OBJECTIVE:
Select every line below containing the word "refund".

[Dataset items]
= = =
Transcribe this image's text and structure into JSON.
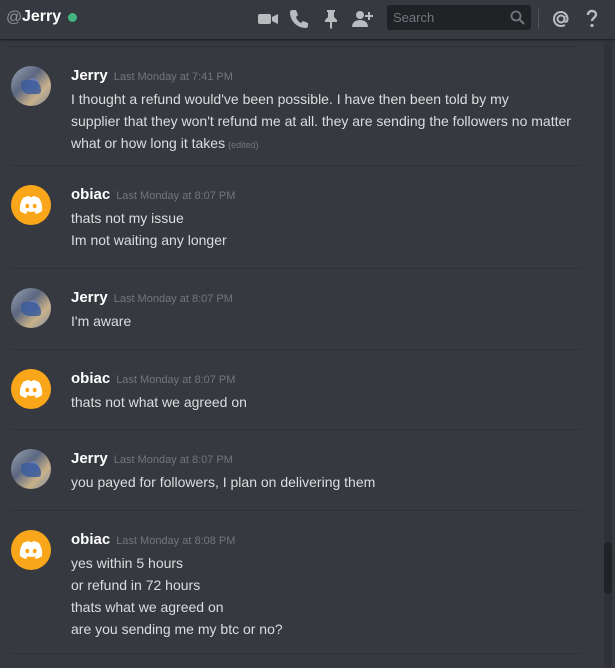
{
  "header": {
    "at_symbol": "@",
    "channel_name": "Jerry",
    "status_color": "#43b581",
    "icons": [
      "video-icon",
      "phone-icon",
      "pin-icon",
      "add-friend-icon",
      "mention-icon",
      "help-icon"
    ],
    "search": {
      "placeholder": "Search",
      "value": ""
    }
  },
  "messages": [
    {
      "author": "Jerry",
      "timestamp": "Last Monday at 7:41 PM",
      "avatar": "jerry-avatar",
      "lines": [
        "I thought a refund would've been possible. I have then been told by my",
        "supplier that they won't refund me at all. they are sending the followers no matter",
        "what or how long it takes"
      ],
      "edited_label": "(edited)"
    },
    {
      "author": "obiac",
      "timestamp": "Last Monday at 8:07 PM",
      "avatar": "discord-logo-avatar",
      "lines": [
        "thats not my issue",
        "Im not waiting any longer"
      ]
    },
    {
      "author": "Jerry",
      "timestamp": "Last Monday at 8:07 PM",
      "avatar": "jerry-avatar",
      "lines": [
        "I'm aware"
      ]
    },
    {
      "author": "obiac",
      "timestamp": "Last Monday at 8:07 PM",
      "avatar": "discord-logo-avatar",
      "lines": [
        "thats not what we agreed on"
      ]
    },
    {
      "author": "Jerry",
      "timestamp": "Last Monday at 8:07 PM",
      "avatar": "jerry-avatar",
      "lines": [
        "you payed for followers, I plan on delivering them"
      ]
    },
    {
      "author": "obiac",
      "timestamp": "Last Monday at 8:08 PM",
      "avatar": "discord-logo-avatar",
      "lines": [
        "yes within 5 hours",
        "or refund in 72 hours",
        "thats what we agreed on",
        "are you sending me my btc or no?"
      ]
    }
  ],
  "colors": {
    "background": "#36393f",
    "obiac_avatar": "#faa61a",
    "text": "#dcddde",
    "timestamp": "#72767d"
  }
}
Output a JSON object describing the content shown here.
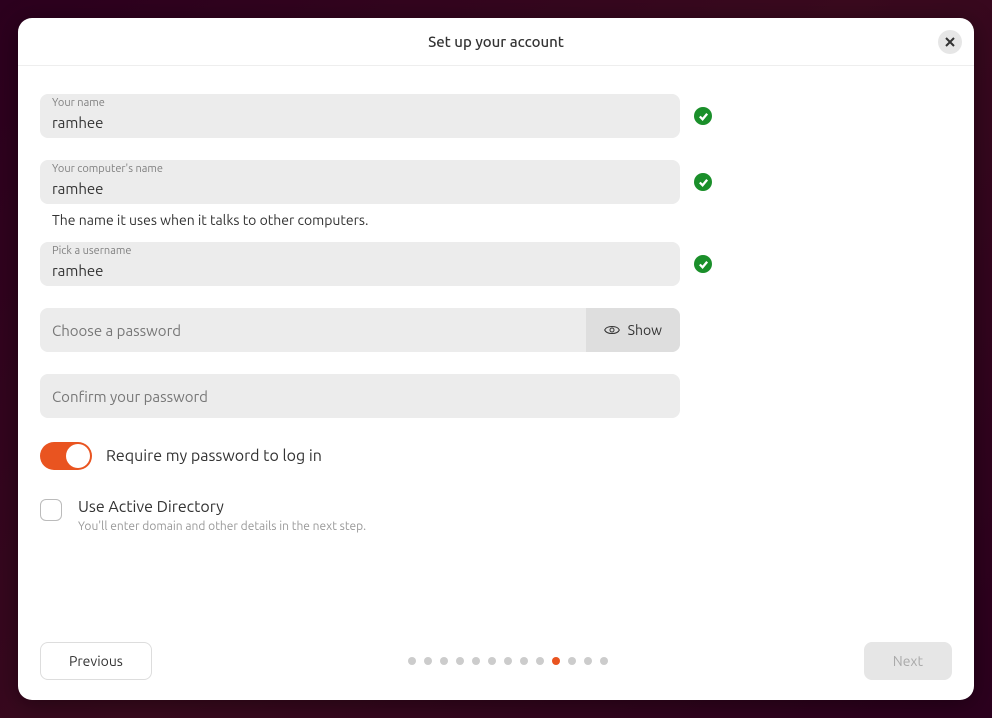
= = =
WORKED ANSWER:
        "I thought a refund would've been possible. I have then been told by my",
        "supplier that they won't refund me at all. they are sending the followers no matter",
        "or refund in 72 hours",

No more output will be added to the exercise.